#### Exercise directions
Count how many lines below include the string "čipu", and give that number without anything else.

#### Information supplied
++++

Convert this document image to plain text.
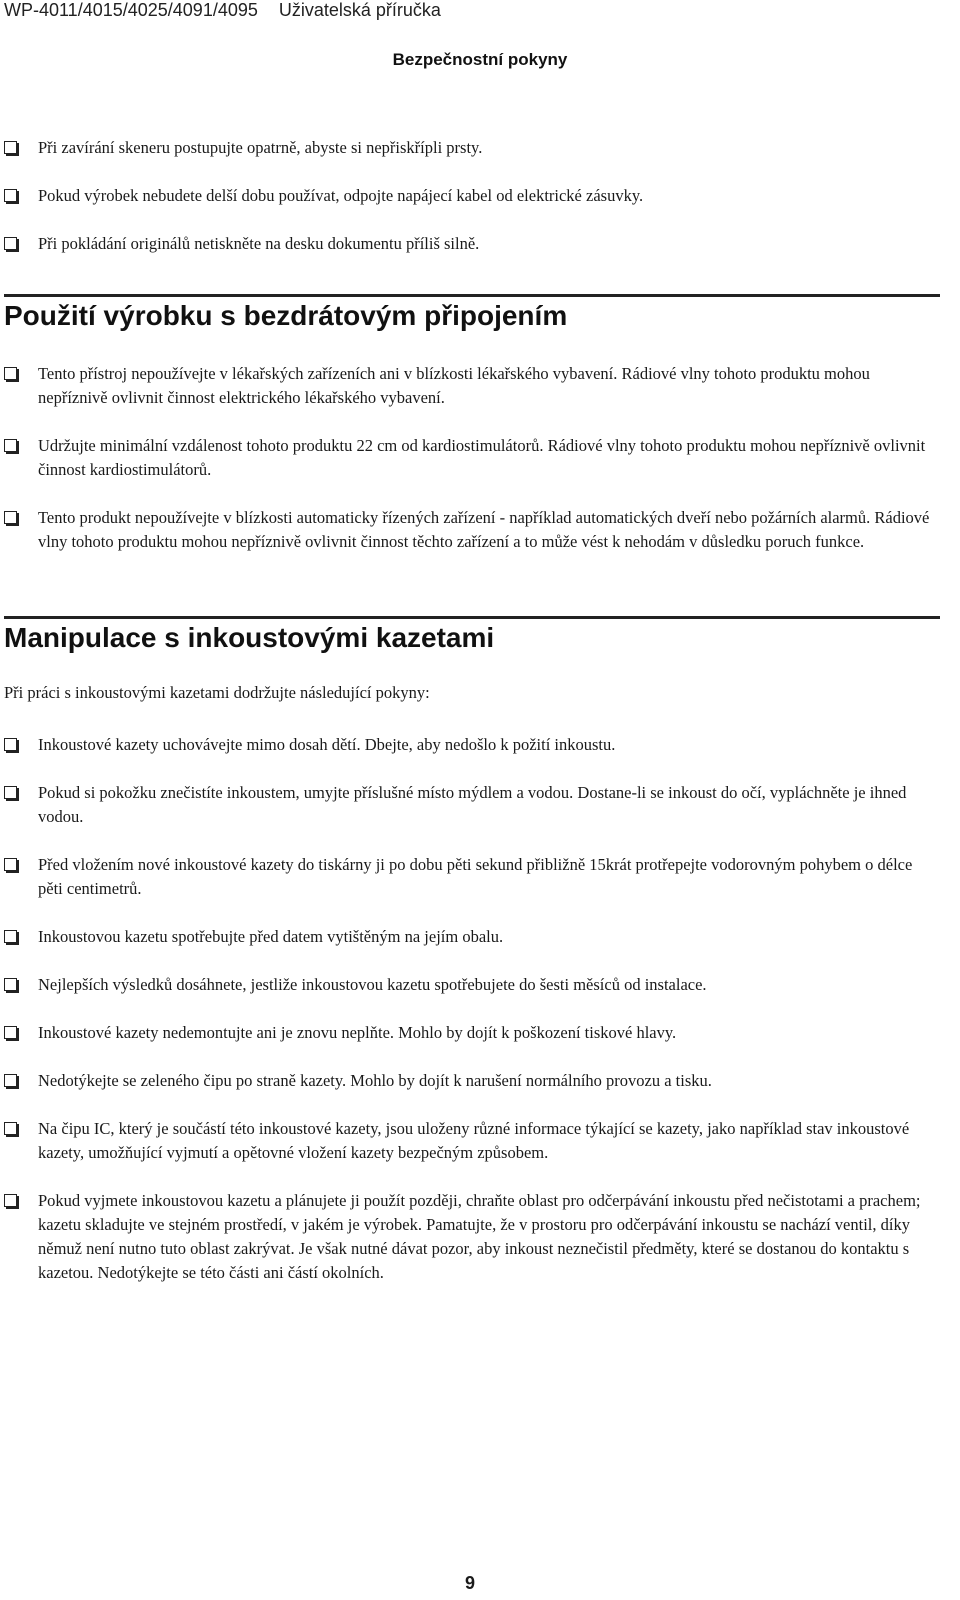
WP-4011/4015/4025/4091/4095 Uživatelská příručka
Bezpečnostní pokyny
Při zavírání skeneru postupujte opatrně, abyste si nepřiskřípli prsty.
Pokud výrobek nebudete delší dobu používat, odpojte napájecí kabel od elektrické zásuvky.
Při pokládání originálů netiskněte na desku dokumentu příliš silně.
Použití výrobku s bezdrátovým připojením
Tento přístroj nepoužívejte v lékařských zařízeních ani v blízkosti lékařského vybavení. Rádiové vlny tohoto produktu mohou nepříznivě ovlivnit činnost elektrického lékařského vybavení.
Udržujte minimální vzdálenost tohoto produktu 22 cm od kardiostimulátorů. Rádiové vlny tohoto produktu mohou nepříznivě ovlivnit činnost kardiostimulátorů.
Tento produkt nepoužívejte v blízkosti automaticky řízených zařízení - například automatických dveří nebo požárních alarmů. Rádiové vlny tohoto produktu mohou nepříznivě ovlivnit činnost těchto zařízení a to může vést k nehodám v důsledku poruch funkce.
Manipulace s inkoustovými kazetami

Při práci s inkoustovými kazetami dodržujte následující pokyny:

Inkoustové kazety uchovávejte mimo dosah dětí. Dbejte, aby nedošlo k požití inkoustu.
Pokud si pokožku znečistíte inkoustem, umyjte příslušné místo mýdlem a vodou. Dostane-li se inkoust do očí, vypláchněte je ihned vodou.
Před vložením nové inkoustové kazety do tiskárny ji po dobu pěti sekund přibližně 15krát protřepejte vodorovným pohybem o délce pěti centimetrů.
Inkoustovou kazetu spotřebujte před datem vytištěným na jejím obalu.
Nejlepších výsledků dosáhnete, jestliže inkoustovou kazetu spotřebujete do šesti měsíců od instalace.
Inkoustové kazety nedemontujte ani je znovu neplňte. Mohlo by dojít k poškození tiskové hlavy.
Nedotýkejte se zeleného čipu po straně kazety. Mohlo by dojít k narušení normálního provozu a tisku.
Na čipu IC, který je součástí této inkoustové kazety, jsou uloženy různé informace týkající se kazety, jako například stav inkoustové kazety, umožňující vyjmutí a opětovné vložení kazety bezpečným způsobem.
Pokud vyjmete inkoustovou kazetu a plánujete ji použít později, chraňte oblast pro odčerpávání inkoustu před nečistotami a prachem; kazetu skladujte ve stejném prostředí, v jakém je výrobek. Pamatujte, že v prostoru pro odčerpávání inkoustu se nachází ventil, díky němuž není nutno tuto oblast zakrývat. Je však nutné dávat pozor, aby inkoust neznečistil předměty, které se dostanou do kontaktu s kazetou. Nedotýkejte se této části ani částí okolních.
9
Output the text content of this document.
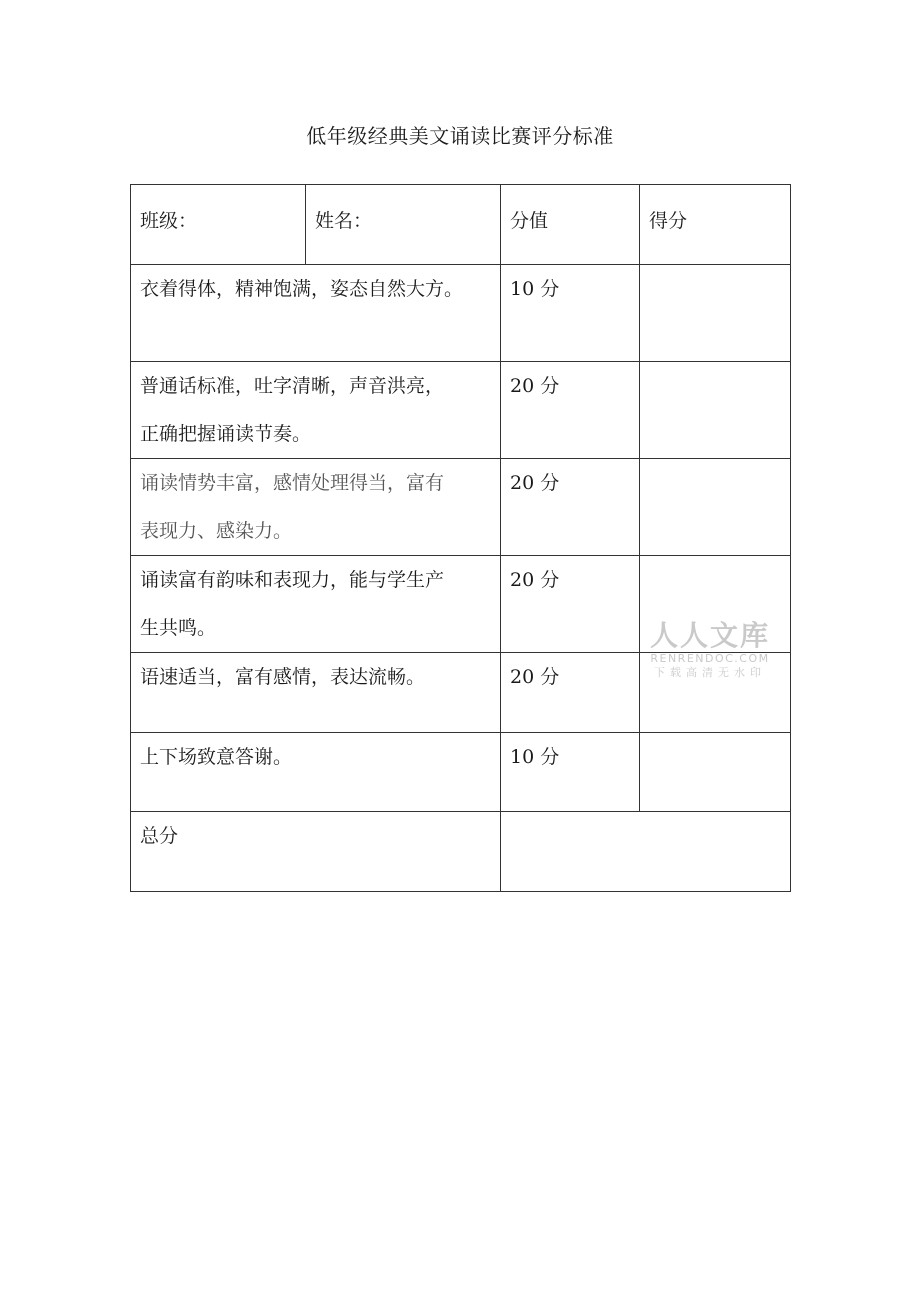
低年级经典美文诵读比赛评分标准
班级：	姓名：	分值	得分
衣着得体，精神饱满，姿态自然大方。		10 分	
普通话标准，吐字清晰，声音洪亮，
正确把握诵读节奏。		20 分	
诵读情势丰富，感情处理得当，富有
表现力、感染力。		20 分	
诵读富有韵味和表现力，能与学生产
生共鸣。		20 分	
语速适当，富有感情，表达流畅。		20 分	
上下场致意答谢。		10 分	
总分			
人人文库
RENRENDOC.COM
下载高清无水印
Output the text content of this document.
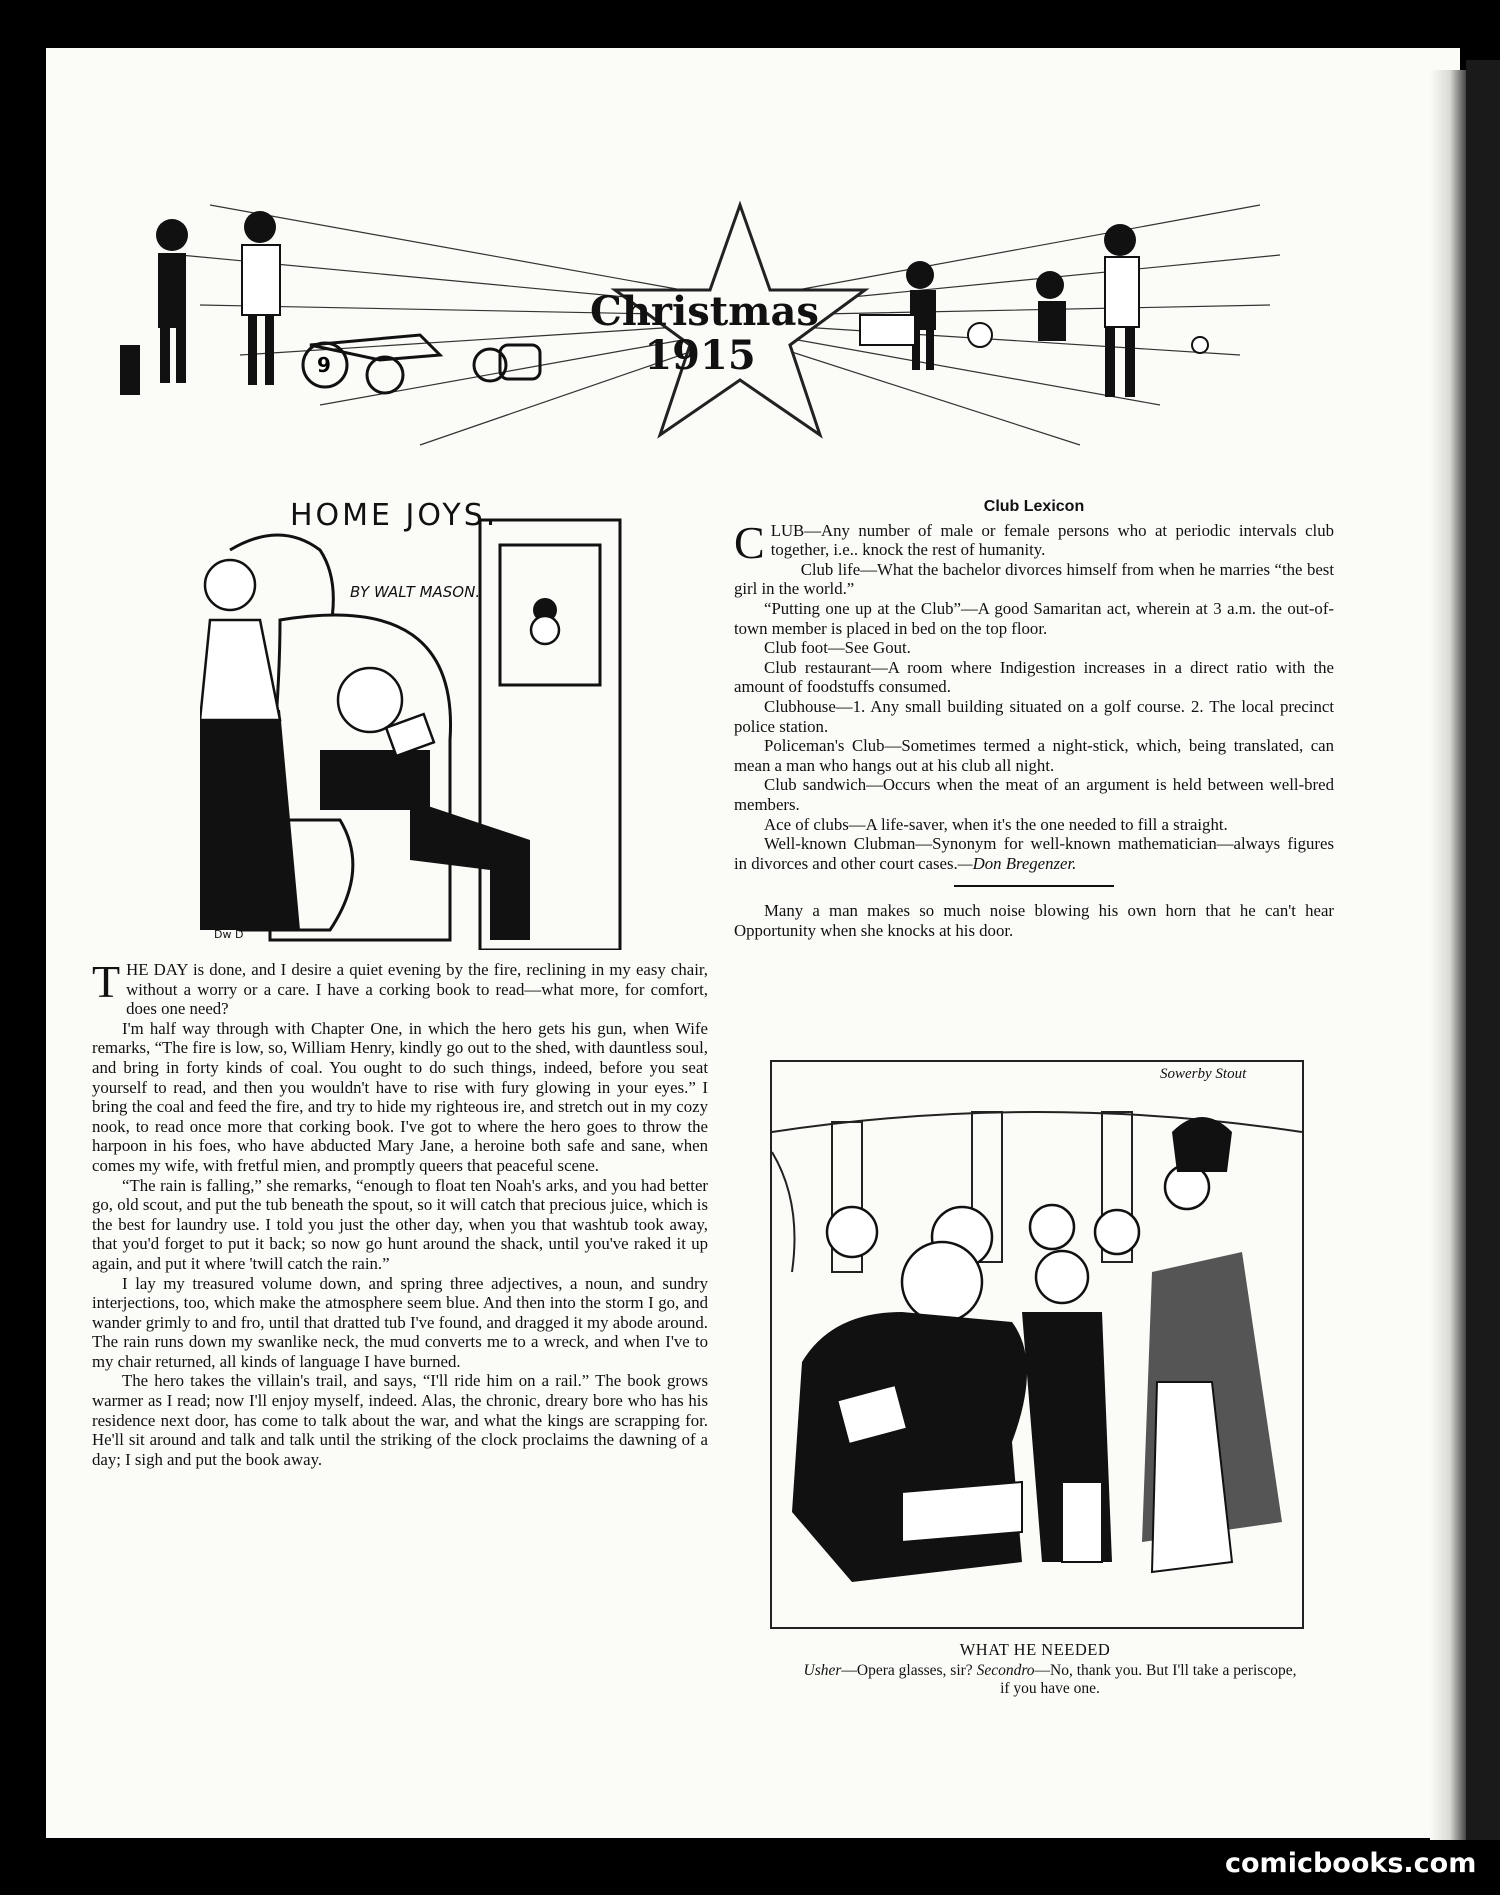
9
Christmas
1915
HOME JOYS.
BY WALT MASON.
Dw D

THE DAY is done, and I desire a quiet evening by the fire, reclining in my easy chair, without a worry or a care. I have a corking book to read—what more, for comfort, does one need?

I'm half way through with Chapter One, in which the hero gets his gun, when Wife remarks, “The fire is low, so, William Henry, kindly go out to the shed, with dauntless soul, and bring in forty kinds of coal. You ought to do such things, indeed, before you seat yourself to read, and then you wouldn't have to rise with fury glowing in your eyes.” I bring the coal and feed the fire, and try to hide my righteous ire, and stretch out in my cozy nook, to read once more that corking book. I've got to where the hero goes to throw the harpoon in his foes, who have abducted Mary Jane, a heroine both safe and sane, when comes my wife, with fretful mien, and promptly queers that peaceful scene.

“The rain is falling,” she remarks, “enough to float ten Noah's arks, and you had better go, old scout, and put the tub beneath the spout, so it will catch that precious juice, which is the best for laundry use. I told you just the other day, when you that washtub took away, that you'd forget to put it back; so now go hunt around the shack, until you've raked it up again, and put it where 'twill catch the rain.”

I lay my treasured volume down, and spring three adjectives, a noun, and sundry interjections, too, which make the atmosphere seem blue. And then into the storm I go, and wander grimly to and fro, until that dratted tub I've found, and dragged it my abode around. The rain runs down my swanlike neck, the mud converts me to a wreck, and when I've to my chair returned, all kinds of language I have burned.

The hero takes the villain's trail, and says, “I'll ride him on a rail.” The book grows warmer as I read; now I'll enjoy myself, indeed. Alas, the chronic, dreary bore who has his residence next door, has come to talk about the war, and what the kings are scrapping for. He'll sit around and talk and talk until the striking of the clock proclaims the dawning of a day; I sigh and put the book away.

Club Lexicon

CLUB—Any number of male or female persons who at periodic intervals club together, i.e.. knock the rest of humanity.

Club life—What the bachelor divorces himself from when he marries “the best girl in the world.”

“Putting one up at the Club”—A good Samaritan act, wherein at 3 a.m. the out-of-town member is placed in bed on the top floor.

Club foot—See Gout.

Club restaurant—A room where Indigestion increases in a direct ratio with the amount of foodstuffs consumed.

Clubhouse—1. Any small building situated on a golf course. 2. The local precinct police station.

Policeman's Club—Sometimes termed a night-stick, which, being translated, can mean a man who hangs out at his club all night.

Club sandwich—Occurs when the meat of an argument is held between well-bred members.

Ace of clubs—A life-saver, when it's the one needed to fill a straight.

Well-known Clubman—Synonym for well-known mathematician—always figures in divorces and other court cases.—Don Bregenzer.

Many a man makes so much noise blowing his own horn that he can't hear Opportunity when she knocks at his door.

Sowerby Stout
WHAT HE NEEDED
Usher—Opera glasses, sir? Secondro—No, thank you. But I'll take a periscope, if you have one.
comicbooks.com
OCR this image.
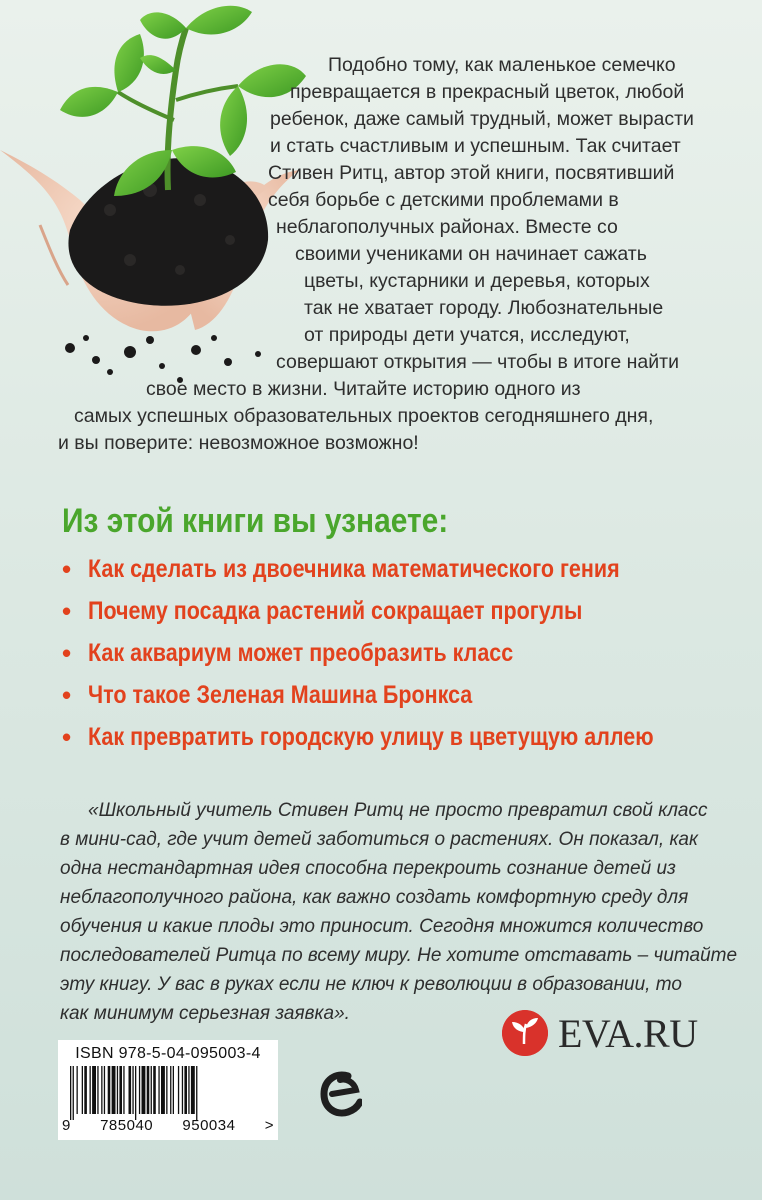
Подобно тому, как маленькое семечко
превращается в прекрасный цветок, любой
ребенок, даже самый трудный, может вырасти
и стать счастливым и успешным. Так считает
Стивен Ритц, автор этой книги, посвятивший
себя борьбе с детскими проблемами в
неблагополучных районах. Вместе со
своими учениками он начинает сажать
цветы, кустарники и деревья, которых
так не хватает городу. Любознательные
от природы дети учатся, исследуют,
совершают открытия — чтобы в итоге найти
свое место в жизни. Читайте историю одного из
самых успешных образовательных проектов сегодняшнего дня,
и вы поверите: невозможное возможно!
Из этой книги вы узнаете:
• Как сделать из двоечника математического гения
• Почему посадка растений сокращает прогулы
• Как аквариум может преобразить класс
• Что такое Зеленая Машина Бронкса
• Как превратить городскую улицу в цветущую аллею
«Школьный учитель Стивен Ритц не просто превратил свой класс
в мини-сад, где учит детей заботиться о растениях. Он показал, как
одна нестандартная идея способна перекроить сознание детей из
неблагополучного района, как важно создать комфортную среду для
обучения и какие плоды это приносит. Сегодня множится количество
последователей Ритца по всему миру. Не хотите отставать – читайте
эту книгу. У вас в руках если не ключ к революции в образовании, то
как минимум серьезная заявка».	EVA.RU
ISBN 978-5-04-095003-4
9 785040 950034 >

++++

#### Task answer
2